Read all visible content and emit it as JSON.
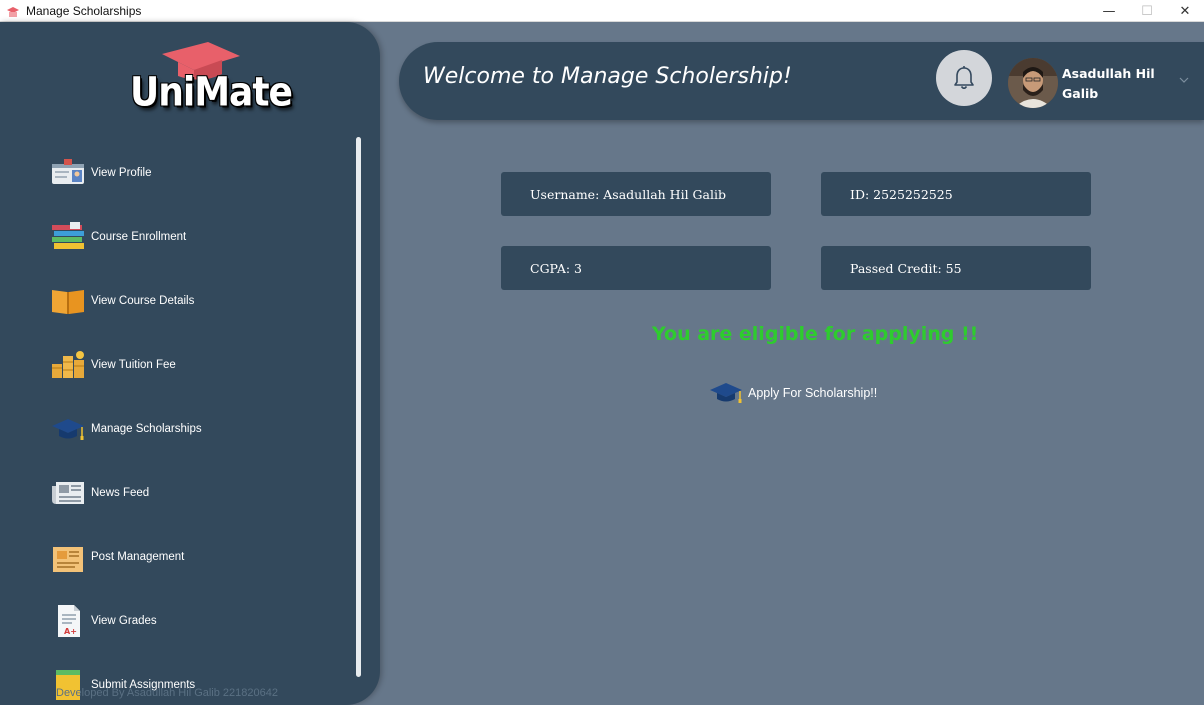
{
  "window": {
    "title": "Manage Scholarships",
    "minimize": "—",
    "maximize": "☐",
    "close": "✕"
  },
  "sidebar": {
    "logo_text": "UniMate",
    "items": [
      {
        "label": "View Profile",
        "icon": "id-card-icon"
      },
      {
        "label": "Course Enrollment",
        "icon": "books-icon"
      },
      {
        "label": "View Course Details",
        "icon": "open-book-icon"
      },
      {
        "label": "View Tuition Fee",
        "icon": "coins-icon"
      },
      {
        "label": "Manage Scholarships",
        "icon": "graduation-cap-icon"
      },
      {
        "label": "News Feed",
        "icon": "newspaper-icon"
      },
      {
        "label": "Post Management",
        "icon": "post-icon"
      },
      {
        "label": "View Grades",
        "icon": "grade-sheet-icon"
      },
      {
        "label": "Submit Assignments",
        "icon": "assignment-icon"
      }
    ],
    "footer": "Developed By Asadullah Hil Galib 221820642"
  },
  "header": {
    "title": "Welcome to Manage Scholership!",
    "user_name": "Asadullah Hil Galib"
  },
  "student": {
    "username": "Username: Asadullah Hil Galib",
    "id": "ID: 2525252525",
    "cgpa": "CGPA: 3",
    "passed_credit": "Passed Credit: 55"
  },
  "status": {
    "message": "You are eligible for applying !!",
    "color": "#2ecc2e"
  },
  "apply_button": {
    "label": "Apply For Scholarship!!"
  },
  "colors": {
    "sidebar": "#33495c",
    "main_bg": "#66778a",
    "accent_logo": "#e8606a"
  }
}
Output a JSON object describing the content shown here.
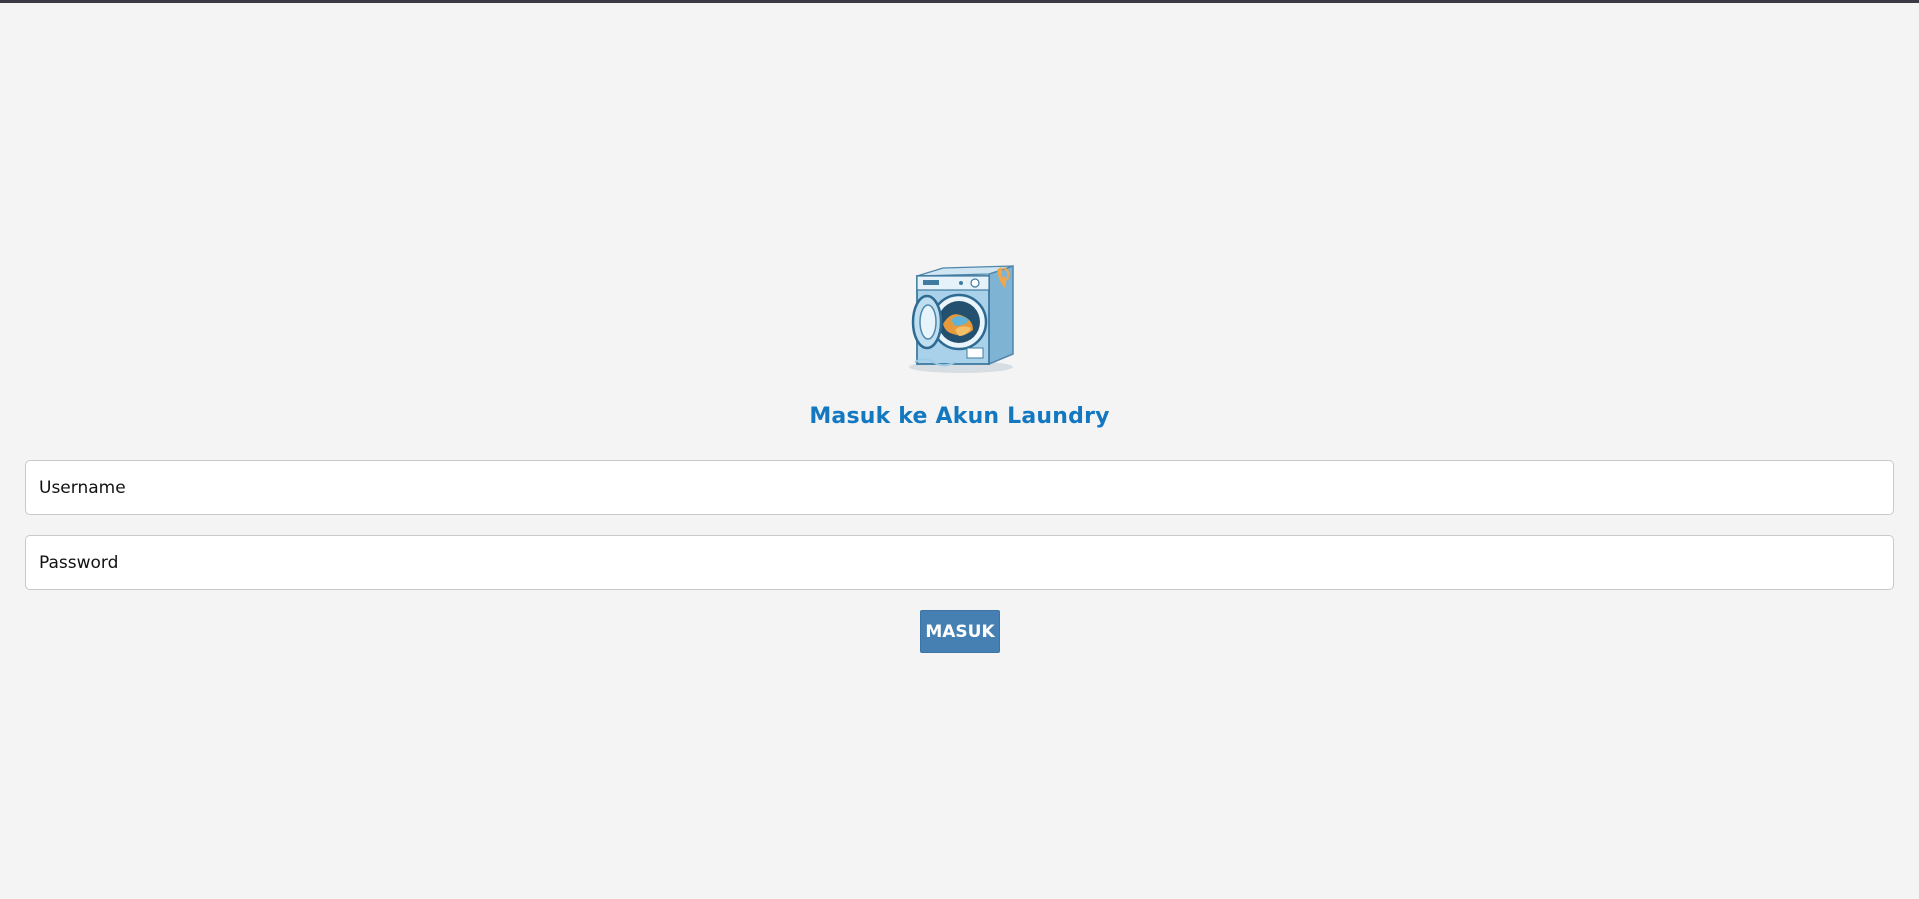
{
  "login": {
    "logo_icon": "washing-machine-icon",
    "title": "Masuk ke Akun Laundry",
    "username": {
      "placeholder": "Username",
      "value": ""
    },
    "password": {
      "placeholder": "Password",
      "value": ""
    },
    "submit_label": "MASUK"
  },
  "colors": {
    "background": "#f4f4f4",
    "title": "#1378c0",
    "button": "#4680b2",
    "button_text": "#ffffff",
    "field_border": "#c9c9c9"
  }
}
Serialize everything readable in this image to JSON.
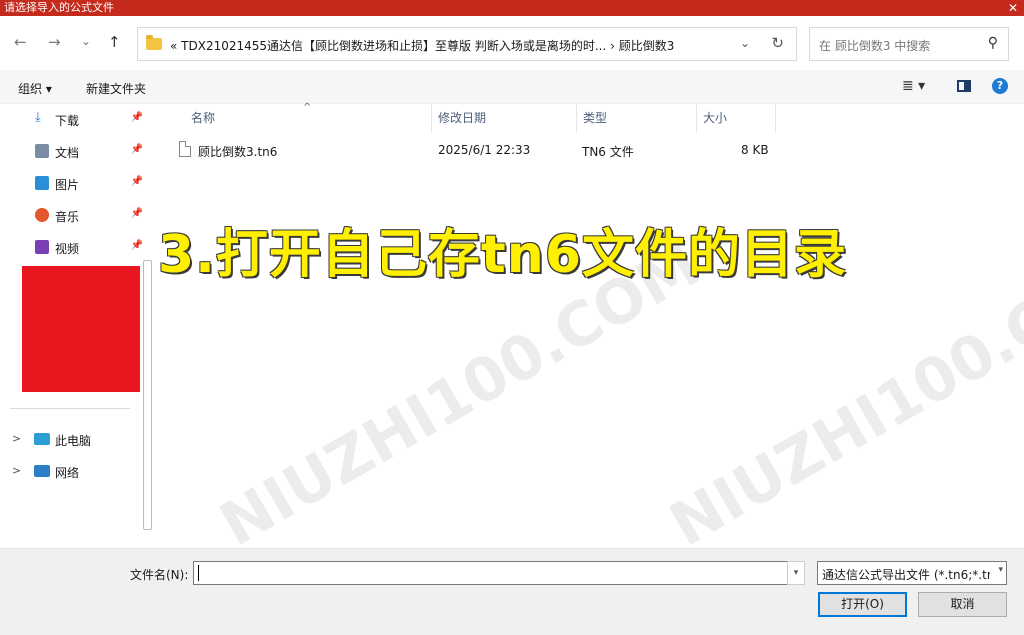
{
  "window": {
    "title": "请选择导入的公式文件",
    "close_glyph": "✕"
  },
  "nav": {
    "back_glyph": "←",
    "forward_glyph": "→",
    "recent_glyph": "⌄",
    "up_glyph": "↑",
    "breadcrumb": "«  TDX21021455通达信【顾比倒数进场和止损】至尊版 判断入场或是离场的时...  ›  顾比倒数3",
    "dropdown_glyph": "⌄",
    "refresh_glyph": "↻",
    "search_placeholder": "在 顾比倒数3 中搜索",
    "search_glyph": "⚲"
  },
  "toolbar": {
    "organize_label": "组织 ▾",
    "new_folder_label": "新建文件夹",
    "view_glyph": "≣ ▾",
    "help_glyph": "?"
  },
  "sidebar": {
    "quick_access": [
      {
        "label": "下载",
        "icon": "download-icon",
        "color": "#1e7bd1",
        "pin": "📌"
      },
      {
        "label": "文档",
        "icon": "document-icon",
        "color": "#7a8ba3",
        "pin": "📌"
      },
      {
        "label": "图片",
        "icon": "pictures-icon",
        "color": "#2b8fd8",
        "pin": "📌"
      },
      {
        "label": "音乐",
        "icon": "music-icon",
        "color": "#e3572b",
        "pin": "📌"
      },
      {
        "label": "视频",
        "icon": "videos-icon",
        "color": "#7a3fb5",
        "pin": "📌"
      }
    ],
    "tree": [
      {
        "chevron": ">",
        "label": "此电脑",
        "icon": "computer-icon",
        "color": "#2b9ed6"
      },
      {
        "chevron": ">",
        "label": "网络",
        "icon": "network-icon",
        "color": "#2b7fc6"
      }
    ]
  },
  "files": {
    "columns": [
      "名称",
      "修改日期",
      "类型",
      "大小"
    ],
    "sort_glyph": "^",
    "rows": [
      {
        "name": "顾比倒数3.tn6",
        "modified": "2025/6/1 22:33",
        "type": "TN6 文件",
        "size": "8 KB"
      }
    ]
  },
  "overlay": {
    "caption": "3.打开自己存tn6文件的目录"
  },
  "watermark": {
    "text": "NIUZHI100.COM"
  },
  "footer": {
    "filename_label": "文件名(N):",
    "filename_value": "",
    "filename_dd_glyph": "▾",
    "filetype_value": "通达信公式导出文件 (*.tn6;*.tn",
    "filetype_dd_glyph": "▾",
    "open_label": "打开(O)",
    "cancel_label": "取消"
  }
}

◆ ◆ ◆ ◆

(AIM OF THE TASK)
Transcribe the whole listing exactly. Pictures stay out of your copy.

(ANSWER)
Read all visible content and emit it as JSON.
{
  "window": {
    "title": "Manage Scholarships",
    "minimize": "—",
    "maximize": "☐",
    "close": "✕"
  },
  "sidebar": {
    "logo_text": "UniMate",
    "items": [
      {
        "label": "View Profile",
        "icon": "id-card-icon"
      },
      {
        "label": "Course Enrollment",
        "icon": "books-icon"
      },
      {
        "label": "View Course Details",
        "icon": "open-book-icon"
      },
      {
        "label": "View Tuition Fee",
        "icon": "coins-icon"
      },
      {
        "label": "Manage Scholarships",
        "icon": "graduation-cap-icon"
      },
      {
        "label": "News Feed",
        "icon": "newspaper-icon"
      },
      {
        "label": "Post Management",
        "icon": "post-icon"
      },
      {
        "label": "View Grades",
        "icon": "grade-sheet-icon"
      },
      {
        "label": "Submit Assignments",
        "icon": "assignment-icon"
      }
    ],
    "footer": "Developed By Asadullah Hil Galib 221820642"
  },
  "header": {
    "title": "Welcome to Manage Scholership!",
    "user_name": "Asadullah Hil Galib"
  },
  "student": {
    "username": "Username: Asadullah Hil Galib",
    "id": "ID: 2525252525",
    "cgpa": "CGPA: 3",
    "passed_credit": "Passed Credit: 55"
  },
  "status": {
    "message": "You are eligible for applying !!",
    "color": "#2ecc2e"
  },
  "apply_button": {
    "label": "Apply For Scholarship!!"
  },
  "colors": {
    "sidebar": "#33495c",
    "main_bg": "#66778a",
    "accent_logo": "#e8606a"
  }
}
Output a JSON object describing the content shown here.
{
  "login": {
    "logo_icon": "washing-machine-icon",
    "title": "Masuk ke Akun Laundry",
    "username": {
      "placeholder": "Username",
      "value": ""
    },
    "password": {
      "placeholder": "Password",
      "value": ""
    },
    "submit_label": "MASUK"
  },
  "colors": {
    "background": "#f4f4f4",
    "title": "#1378c0",
    "button": "#4680b2",
    "button_text": "#ffffff",
    "field_border": "#c9c9c9"
  }
}
Serialize everything readable in this image to JSON.
{
  "window": {
    "title": "请选择导入的公式文件",
    "close_glyph": "✕"
  },
  "nav": {
    "back_glyph": "←",
    "forward_glyph": "→",
    "recent_glyph": "⌄",
    "up_glyph": "↑",
    "breadcrumb": "«  TDX21021455通达信【顾比倒数进场和止损】至尊版 判断入场或是离场的时...  ›  顾比倒数3",
    "dropdown_glyph": "⌄",
    "refresh_glyph": "↻",
    "search_placeholder": "在 顾比倒数3 中搜索",
    "search_glyph": "⚲"
  },
  "toolbar": {
    "organize_label": "组织 ▾",
    "new_folder_label": "新建文件夹",
    "view_glyph": "≣ ▾",
    "help_glyph": "?"
  },
  "sidebar": {
    "quick_access": [
      {
        "label": "下载",
        "icon": "download-icon",
        "color": "#1e7bd1",
        "pin": "📌"
      },
      {
        "label": "文档",
        "icon": "document-icon",
        "color": "#7a8ba3",
        "pin": "📌"
      },
      {
        "label": "图片",
        "icon": "pictures-icon",
        "color": "#2b8fd8",
        "pin": "📌"
      },
      {
        "label": "音乐",
        "icon": "music-icon",
        "color": "#e3572b",
        "pin": "📌"
      },
      {
        "label": "视频",
        "icon": "videos-icon",
        "color": "#7a3fb5",
        "pin": "📌"
      }
    ],
    "tree": [
      {
        "chevron": ">",
        "label": "此电脑",
        "icon": "computer-icon",
        "color": "#2b9ed6"
      },
      {
        "chevron": ">",
        "label": "网络",
        "icon": "network-icon",
        "color": "#2b7fc6"
      }
    ]
  },
  "files": {
    "columns": [
      "名称",
      "修改日期",
      "类型",
      "大小"
    ],
    "sort_glyph": "^",
    "rows": [
      {
        "name": "顾比倒数3.tn6",
        "modified": "2025/6/1 22:33",
        "type": "TN6 文件",
        "size": "8 KB"
      }
    ]
  },
  "overlay": {
    "caption": "3.打开自己存tn6文件的目录"
  },
  "watermark": {
    "text": "NIUZHI100.COM"
  },
  "footer": {
    "filename_label": "文件名(N):",
    "filename_value": "",
    "filename_dd_glyph": "▾",
    "filetype_value": "通达信公式导出文件 (*.tn6;*.tn",
    "filetype_dd_glyph": "▾",
    "open_label": "打开(O)",
    "cancel_label": "取消"
  }
}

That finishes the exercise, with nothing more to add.